## Work to complete:
Give all of the lines again, with nothing added or dropped.

-- Start Records to process --

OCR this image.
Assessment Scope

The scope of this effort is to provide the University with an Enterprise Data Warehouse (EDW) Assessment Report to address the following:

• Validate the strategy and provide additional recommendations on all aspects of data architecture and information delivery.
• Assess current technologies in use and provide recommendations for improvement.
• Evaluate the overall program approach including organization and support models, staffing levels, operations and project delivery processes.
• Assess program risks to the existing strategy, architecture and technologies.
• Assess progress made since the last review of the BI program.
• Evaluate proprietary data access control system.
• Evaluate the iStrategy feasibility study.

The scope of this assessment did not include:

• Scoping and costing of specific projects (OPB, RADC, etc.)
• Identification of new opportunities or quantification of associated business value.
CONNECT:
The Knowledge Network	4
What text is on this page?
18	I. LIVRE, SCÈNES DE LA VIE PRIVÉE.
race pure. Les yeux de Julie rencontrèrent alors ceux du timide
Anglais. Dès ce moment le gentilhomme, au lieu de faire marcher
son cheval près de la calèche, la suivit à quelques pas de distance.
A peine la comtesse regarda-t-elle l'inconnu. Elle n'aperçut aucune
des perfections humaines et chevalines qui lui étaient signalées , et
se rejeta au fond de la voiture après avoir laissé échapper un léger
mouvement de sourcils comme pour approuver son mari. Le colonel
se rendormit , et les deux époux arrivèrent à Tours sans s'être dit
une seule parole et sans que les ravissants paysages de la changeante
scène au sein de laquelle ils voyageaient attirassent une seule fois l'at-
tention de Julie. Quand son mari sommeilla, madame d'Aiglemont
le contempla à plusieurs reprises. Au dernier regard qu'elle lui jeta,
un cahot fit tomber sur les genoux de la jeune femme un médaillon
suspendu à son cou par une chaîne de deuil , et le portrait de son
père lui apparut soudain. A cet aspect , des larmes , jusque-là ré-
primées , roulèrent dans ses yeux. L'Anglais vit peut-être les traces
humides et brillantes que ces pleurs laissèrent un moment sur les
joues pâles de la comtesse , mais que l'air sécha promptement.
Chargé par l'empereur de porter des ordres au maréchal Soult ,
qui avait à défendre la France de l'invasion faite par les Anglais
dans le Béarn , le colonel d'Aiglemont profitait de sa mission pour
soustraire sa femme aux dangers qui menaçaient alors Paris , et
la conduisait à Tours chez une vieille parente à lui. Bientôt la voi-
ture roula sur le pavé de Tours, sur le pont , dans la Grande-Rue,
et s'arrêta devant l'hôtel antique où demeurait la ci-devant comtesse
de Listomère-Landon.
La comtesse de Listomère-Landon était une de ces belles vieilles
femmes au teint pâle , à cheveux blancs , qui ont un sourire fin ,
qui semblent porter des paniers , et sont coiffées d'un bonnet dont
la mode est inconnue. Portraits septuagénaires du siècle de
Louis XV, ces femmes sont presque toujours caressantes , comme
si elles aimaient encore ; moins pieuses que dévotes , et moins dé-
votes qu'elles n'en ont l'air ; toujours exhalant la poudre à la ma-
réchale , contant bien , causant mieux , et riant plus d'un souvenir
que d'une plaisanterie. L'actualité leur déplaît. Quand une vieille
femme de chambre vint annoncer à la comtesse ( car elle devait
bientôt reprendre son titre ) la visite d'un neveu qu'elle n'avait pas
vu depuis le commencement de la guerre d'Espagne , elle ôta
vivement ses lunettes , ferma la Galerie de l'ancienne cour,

-- End Records to process --

## Final answer:
OCR this image.
Assessment Scope

The scope of this effort is to provide the University with an Enterprise Data Warehouse (EDW) Assessment Report to address the following:

• Validate the strategy and provide additional recommendations on all aspects of data architecture and information delivery.
• Assess current technologies in use and provide recommendations for improvement.
• Evaluate the overall program approach including organization and support models, staffing levels, operations and project delivery processes.
• Assess program risks to the existing strategy, architecture and technologies.
• Assess progress made since the last review of the BI program.
• Evaluate proprietary data access control system.
• Evaluate the iStrategy feasibility study.

The scope of this assessment did not include:

• Scoping and costing of specific projects (OPB, RADC, etc.)
• Identification of new opportunities or quantification of associated business value.
CONNECT:
The Knowledge Network	4
What text is on this page?
18	I. LIVRE, SCÈNES DE LA VIE PRIVÉE.
race pure. Les yeux de Julie rencontrèrent alors ceux du timide
Anglais. Dès ce moment le gentilhomme, au lieu de faire marcher
son cheval près de la calèche, la suivit à quelques pas de distance.
A peine la comtesse regarda-t-elle l'inconnu. Elle n'aperçut aucune
des perfections humaines et chevalines qui lui étaient signalées , et
se rejeta au fond de la voiture après avoir laissé échapper un léger
mouvement de sourcils comme pour approuver son mari. Le colonel
se rendormit , et les deux époux arrivèrent à Tours sans s'être dit
une seule parole et sans que les ravissants paysages de la changeante
scène au sein de laquelle ils voyageaient attirassent une seule fois l'at-
tention de Julie. Quand son mari sommeilla, madame d'Aiglemont
le contempla à plusieurs reprises. Au dernier regard qu'elle lui jeta,
un cahot fit tomber sur les genoux de la jeune femme un médaillon
suspendu à son cou par une chaîne de deuil , et le portrait de son
père lui apparut soudain. A cet aspect , des larmes , jusque-là ré-
primées , roulèrent dans ses yeux. L'Anglais vit peut-être les traces
humides et brillantes que ces pleurs laissèrent un moment sur les
joues pâles de la comtesse , mais que l'air sécha promptement.
Chargé par l'empereur de porter des ordres au maréchal Soult ,
qui avait à défendre la France de l'invasion faite par les Anglais
dans le Béarn , le colonel d'Aiglemont profitait de sa mission pour
soustraire sa femme aux dangers qui menaçaient alors Paris , et
la conduisait à Tours chez une vieille parente à lui. Bientôt la voi-
ture roula sur le pavé de Tours, sur le pont , dans la Grande-Rue,
et s'arrêta devant l'hôtel antique où demeurait la ci-devant comtesse
de Listomère-Landon.
La comtesse de Listomère-Landon était une de ces belles vieilles
femmes au teint pâle , à cheveux blancs , qui ont un sourire fin ,
qui semblent porter des paniers , et sont coiffées d'un bonnet dont
la mode est inconnue. Portraits septuagénaires du siècle de
Louis XV, ces femmes sont presque toujours caressantes , comme
si elles aimaient encore ; moins pieuses que dévotes , et moins dé-
votes qu'elles n'en ont l'air ; toujours exhalant la poudre à la ma-
réchale , contant bien , causant mieux , et riant plus d'un souvenir
que d'une plaisanterie. L'actualité leur déplaît. Quand une vieille
femme de chambre vint annoncer à la comtesse ( car elle devait
bientôt reprendre son titre ) la visite d'un neveu qu'elle n'avait pas
vu depuis le commencement de la guerre d'Espagne , elle ôta
vivement ses lunettes , ferma la Galerie de l'ancienne cour,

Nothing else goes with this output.